Start of EXERCISE INPUT

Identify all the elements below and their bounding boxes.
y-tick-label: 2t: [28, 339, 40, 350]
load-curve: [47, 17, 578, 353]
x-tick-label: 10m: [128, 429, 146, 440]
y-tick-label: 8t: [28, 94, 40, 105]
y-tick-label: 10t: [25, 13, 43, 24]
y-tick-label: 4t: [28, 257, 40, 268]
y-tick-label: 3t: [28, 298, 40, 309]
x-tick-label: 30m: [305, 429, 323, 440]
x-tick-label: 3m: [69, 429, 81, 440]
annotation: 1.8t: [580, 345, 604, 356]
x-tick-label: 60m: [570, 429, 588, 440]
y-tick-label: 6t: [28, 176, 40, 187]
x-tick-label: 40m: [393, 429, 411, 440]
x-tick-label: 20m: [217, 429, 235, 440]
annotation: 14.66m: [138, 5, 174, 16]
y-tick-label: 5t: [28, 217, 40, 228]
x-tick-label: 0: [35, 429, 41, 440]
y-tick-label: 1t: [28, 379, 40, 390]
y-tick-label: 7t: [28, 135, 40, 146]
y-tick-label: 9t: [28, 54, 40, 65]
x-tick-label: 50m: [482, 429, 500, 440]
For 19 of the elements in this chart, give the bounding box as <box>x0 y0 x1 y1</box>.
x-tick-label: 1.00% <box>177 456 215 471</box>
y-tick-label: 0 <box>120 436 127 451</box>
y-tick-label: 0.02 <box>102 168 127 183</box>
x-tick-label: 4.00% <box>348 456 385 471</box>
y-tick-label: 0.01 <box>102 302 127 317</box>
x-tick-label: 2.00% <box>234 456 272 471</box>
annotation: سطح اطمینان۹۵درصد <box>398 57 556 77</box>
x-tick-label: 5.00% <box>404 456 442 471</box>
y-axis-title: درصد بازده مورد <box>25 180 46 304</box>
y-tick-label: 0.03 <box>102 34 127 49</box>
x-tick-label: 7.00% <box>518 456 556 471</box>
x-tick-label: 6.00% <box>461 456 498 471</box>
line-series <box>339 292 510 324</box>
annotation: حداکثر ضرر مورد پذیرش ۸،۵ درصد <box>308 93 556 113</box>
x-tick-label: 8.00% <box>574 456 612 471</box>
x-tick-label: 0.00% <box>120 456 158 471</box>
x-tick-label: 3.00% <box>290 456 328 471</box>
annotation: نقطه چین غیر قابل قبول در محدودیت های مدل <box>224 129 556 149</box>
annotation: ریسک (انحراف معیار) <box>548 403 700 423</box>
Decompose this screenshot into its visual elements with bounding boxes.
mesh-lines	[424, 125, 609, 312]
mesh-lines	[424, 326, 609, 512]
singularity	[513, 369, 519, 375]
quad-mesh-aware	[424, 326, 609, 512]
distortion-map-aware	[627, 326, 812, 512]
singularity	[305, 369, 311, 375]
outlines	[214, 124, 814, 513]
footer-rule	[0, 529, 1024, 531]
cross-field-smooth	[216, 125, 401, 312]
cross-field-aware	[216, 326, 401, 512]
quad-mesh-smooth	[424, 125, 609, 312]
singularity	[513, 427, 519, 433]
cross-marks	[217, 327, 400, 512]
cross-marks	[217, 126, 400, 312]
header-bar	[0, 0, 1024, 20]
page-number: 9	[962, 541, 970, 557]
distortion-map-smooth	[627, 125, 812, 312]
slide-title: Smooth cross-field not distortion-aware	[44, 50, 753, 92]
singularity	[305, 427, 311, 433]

End of EXERCISE INPUT

DIRECTION
Please return every line of the material above as a JSON list of strings, one string per line, leaving out any blank lines.

OUTPUT OF THE TASK
[
  "Identify all the elements below and their bounding boxes.",
  "y-tick-label: 2t: [28, 339, 40, 350]",
  "load-curve: [47, 17, 578, 353]",
  "x-tick-label: 10m: [128, 429, 146, 440]",
  "y-tick-label: 8t: [28, 94, 40, 105]",
  "y-tick-label: 10t: [25, 13, 43, 24]",
  "y-tick-label: 4t: [28, 257, 40, 268]",
  "y-tick-label: 3t: [28, 298, 40, 309]",
  "x-tick-label: 30m: [305, 429, 323, 440]",
  "x-tick-label: 3m: [69, 429, 81, 440]",
  "annotation: 1.8t: [580, 345, 604, 356]",
  "x-tick-label: 60m: [570, 429, 588, 440]",
  "y-tick-label: 6t: [28, 176, 40, 187]",
  "x-tick-label: 40m: [393, 429, 411, 440]",
  "x-tick-label: 20m: [217, 429, 235, 440]",
  "annotation: 14.66m: [138, 5, 174, 16]",
  "y-tick-label: 5t: [28, 217, 40, 228]",
  "x-tick-label: 0: [35, 429, 41, 440]",
  "y-tick-label: 1t: [28, 379, 40, 390]",
  "y-tick-label: 7t: [28, 135, 40, 146]",
  "y-tick-label: 9t: [28, 54, 40, 65]",
  "x-tick-label: 50m: [482, 429, 500, 440]",
  "For 19 of the elements in this chart, give the bounding box as <box>x0 y0 x1 y1</box>.",
  "x-tick-label: 1.00% <box>177 456 215 471</box>",
  "y-tick-label: 0 <box>120 436 127 451</box>",
  "y-tick-label: 0.02 <box>102 168 127 183</box>",
  "x-tick-label: 4.00% <box>348 456 385 471</box>",
  "y-tick-label: 0.01 <box>102 302 127 317</box>",
  "x-tick-label: 2.00% <box>234 456 272 471</box>",
  "annotation: سطح اطمینان۹۵درصد <box>398 57 556 77</box>",
  "x-tick-label: 5.00% <box>404 456 442 471</box>",
  "y-axis-title: درصد بازده مورد <box>25 180 46 304</box>",
  "y-tick-label: 0.03 <box>102 34 127 49</box>",
  "x-tick-label: 7.00% <box>518 456 556 471</box>",
  "x-tick-label: 6.00% <box>461 456 498 471</box>",
  "line-series <box>339 292 510 324</box>",
  "annotation: حداکثر ضرر مورد پذیرش ۸،۵ درصد <box>308 93 556 113</box>",
  "x-tick-label: 8.00% <box>574 456 612 471</box>",
  "x-tick-label: 0.00% <box>120 456 158 471</box>",
  "x-tick-label: 3.00% <box>290 456 328 471</box>",
  "annotation: نقطه چین غیر قابل قبول در محدودیت های مدل <box>224 129 556 149</box>",
  "annotation: ریسک (انحراف معیار) <box>548 403 700 423</box>",
  "Decompose this screenshot into its visual elements with bounding boxes.",
  "mesh-lines\t[424, 125, 609, 312]",
  "mesh-lines\t[424, 326, 609, 512]",
  "singularity\t[513, 369, 519, 375]",
  "quad-mesh-aware\t[424, 326, 609, 512]",
  "distortion-map-aware\t[627, 326, 812, 512]",
  "singularity\t[305, 369, 311, 375]",
  "outlines\t[214, 124, 814, 513]",
  "footer-rule\t[0, 529, 1024, 531]",
  "cross-field-smooth\t[216, 125, 401, 312]",
  "cross-field-aware\t[216, 326, 401, 512]",
  "quad-mesh-smooth\t[424, 125, 609, 312]",
  "singularity\t[513, 427, 519, 433]",
  "cross-marks\t[217, 327, 400, 512]",
  "cross-marks\t[217, 126, 400, 312]",
  "header-bar\t[0, 0, 1024, 20]",
  "page-number: 9\t[962, 541, 970, 557]",
  "distortion-map-smooth\t[627, 125, 812, 312]",
  "slide-title: Smooth cross-field not distortion-aware\t[44, 50, 753, 92]",
  "singularity\t[305, 427, 311, 433]"
]